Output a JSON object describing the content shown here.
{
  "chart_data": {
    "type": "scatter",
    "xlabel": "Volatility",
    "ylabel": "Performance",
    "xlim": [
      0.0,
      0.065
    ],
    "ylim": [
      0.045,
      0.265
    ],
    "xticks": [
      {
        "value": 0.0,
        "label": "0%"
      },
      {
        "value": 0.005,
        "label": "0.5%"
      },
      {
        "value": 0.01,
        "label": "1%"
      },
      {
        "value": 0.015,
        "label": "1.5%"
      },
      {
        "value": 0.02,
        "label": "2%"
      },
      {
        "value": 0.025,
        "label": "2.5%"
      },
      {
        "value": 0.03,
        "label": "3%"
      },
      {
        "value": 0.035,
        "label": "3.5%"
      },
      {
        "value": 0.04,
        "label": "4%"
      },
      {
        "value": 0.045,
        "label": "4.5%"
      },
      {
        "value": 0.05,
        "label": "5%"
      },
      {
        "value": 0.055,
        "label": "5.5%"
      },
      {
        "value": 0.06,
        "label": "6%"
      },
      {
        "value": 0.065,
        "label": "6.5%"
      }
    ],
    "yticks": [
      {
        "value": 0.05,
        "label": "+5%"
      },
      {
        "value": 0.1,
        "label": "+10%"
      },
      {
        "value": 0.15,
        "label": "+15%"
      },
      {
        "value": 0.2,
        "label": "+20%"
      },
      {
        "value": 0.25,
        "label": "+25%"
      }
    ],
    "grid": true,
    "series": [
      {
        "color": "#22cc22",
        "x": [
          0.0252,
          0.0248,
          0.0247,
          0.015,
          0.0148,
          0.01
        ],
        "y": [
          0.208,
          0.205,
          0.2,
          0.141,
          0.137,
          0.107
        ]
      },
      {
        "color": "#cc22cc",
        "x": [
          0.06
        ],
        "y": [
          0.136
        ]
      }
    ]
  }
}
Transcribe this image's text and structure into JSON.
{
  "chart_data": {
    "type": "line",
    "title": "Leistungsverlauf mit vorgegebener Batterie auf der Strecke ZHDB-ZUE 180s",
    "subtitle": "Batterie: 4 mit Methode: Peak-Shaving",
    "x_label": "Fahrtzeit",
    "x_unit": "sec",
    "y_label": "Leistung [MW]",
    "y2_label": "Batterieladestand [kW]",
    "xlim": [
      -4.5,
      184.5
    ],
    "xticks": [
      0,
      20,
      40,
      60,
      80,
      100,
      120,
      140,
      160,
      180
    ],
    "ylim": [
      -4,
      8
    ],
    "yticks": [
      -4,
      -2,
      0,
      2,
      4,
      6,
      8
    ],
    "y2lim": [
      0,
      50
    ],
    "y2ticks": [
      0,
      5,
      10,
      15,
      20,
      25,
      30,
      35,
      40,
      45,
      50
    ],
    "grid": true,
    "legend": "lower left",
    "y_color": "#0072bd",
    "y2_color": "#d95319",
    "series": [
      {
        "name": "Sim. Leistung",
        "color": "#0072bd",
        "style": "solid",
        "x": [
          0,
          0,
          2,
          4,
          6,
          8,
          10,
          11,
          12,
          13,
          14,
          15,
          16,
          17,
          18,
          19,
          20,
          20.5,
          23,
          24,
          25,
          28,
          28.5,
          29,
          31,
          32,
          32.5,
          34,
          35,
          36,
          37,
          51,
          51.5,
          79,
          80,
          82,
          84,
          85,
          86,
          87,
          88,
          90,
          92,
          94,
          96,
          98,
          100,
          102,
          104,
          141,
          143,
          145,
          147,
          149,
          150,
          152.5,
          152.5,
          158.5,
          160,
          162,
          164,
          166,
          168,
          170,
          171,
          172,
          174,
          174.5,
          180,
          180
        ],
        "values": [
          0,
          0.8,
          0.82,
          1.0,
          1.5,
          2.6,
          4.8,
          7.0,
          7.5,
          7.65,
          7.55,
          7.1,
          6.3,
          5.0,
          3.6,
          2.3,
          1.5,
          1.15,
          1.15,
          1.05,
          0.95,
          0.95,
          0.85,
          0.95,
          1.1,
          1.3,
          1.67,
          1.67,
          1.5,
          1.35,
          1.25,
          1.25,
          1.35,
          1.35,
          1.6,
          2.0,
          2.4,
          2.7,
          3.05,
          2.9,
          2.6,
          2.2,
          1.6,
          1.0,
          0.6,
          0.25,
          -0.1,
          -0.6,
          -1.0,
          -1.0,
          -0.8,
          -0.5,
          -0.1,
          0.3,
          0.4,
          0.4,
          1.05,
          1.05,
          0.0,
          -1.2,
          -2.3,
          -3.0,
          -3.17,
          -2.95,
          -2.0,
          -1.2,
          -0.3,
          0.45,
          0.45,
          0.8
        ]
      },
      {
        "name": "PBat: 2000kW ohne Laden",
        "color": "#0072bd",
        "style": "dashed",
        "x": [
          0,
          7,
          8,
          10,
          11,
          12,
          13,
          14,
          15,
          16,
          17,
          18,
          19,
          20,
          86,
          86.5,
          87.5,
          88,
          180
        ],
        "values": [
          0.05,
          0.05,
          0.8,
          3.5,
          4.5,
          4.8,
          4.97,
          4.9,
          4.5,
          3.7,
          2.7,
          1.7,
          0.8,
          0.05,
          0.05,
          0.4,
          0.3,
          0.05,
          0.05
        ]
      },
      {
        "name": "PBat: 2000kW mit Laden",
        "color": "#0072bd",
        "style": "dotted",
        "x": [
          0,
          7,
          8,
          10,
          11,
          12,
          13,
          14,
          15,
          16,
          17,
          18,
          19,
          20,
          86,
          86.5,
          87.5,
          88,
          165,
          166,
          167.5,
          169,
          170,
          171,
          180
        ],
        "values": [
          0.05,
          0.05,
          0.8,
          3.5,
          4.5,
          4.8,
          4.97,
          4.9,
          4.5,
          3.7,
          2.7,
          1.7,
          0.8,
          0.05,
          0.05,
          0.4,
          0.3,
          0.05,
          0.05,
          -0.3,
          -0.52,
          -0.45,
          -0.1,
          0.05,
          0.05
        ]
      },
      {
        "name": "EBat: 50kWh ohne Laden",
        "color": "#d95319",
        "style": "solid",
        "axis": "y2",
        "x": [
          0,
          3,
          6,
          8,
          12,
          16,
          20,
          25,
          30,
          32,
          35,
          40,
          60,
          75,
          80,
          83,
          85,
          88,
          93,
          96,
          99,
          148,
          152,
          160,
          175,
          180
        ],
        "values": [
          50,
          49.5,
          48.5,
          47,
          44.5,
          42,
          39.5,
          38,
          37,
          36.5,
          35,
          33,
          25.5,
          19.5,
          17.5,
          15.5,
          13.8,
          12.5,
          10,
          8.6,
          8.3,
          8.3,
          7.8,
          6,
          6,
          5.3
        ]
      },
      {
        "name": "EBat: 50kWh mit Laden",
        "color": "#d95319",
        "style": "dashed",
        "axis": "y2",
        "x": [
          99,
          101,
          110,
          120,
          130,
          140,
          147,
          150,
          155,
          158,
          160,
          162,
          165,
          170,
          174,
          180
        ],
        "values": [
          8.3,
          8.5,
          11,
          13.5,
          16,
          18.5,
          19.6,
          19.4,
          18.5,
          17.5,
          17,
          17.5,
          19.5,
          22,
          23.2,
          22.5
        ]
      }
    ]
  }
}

What you will do
Identify the lines in the entries above that contain "ohne", then copy them out.

Output for this task
        "name": "PBat: 2000kW ohne Laden",
        "name": "EBat: 50kWh ohne Laden",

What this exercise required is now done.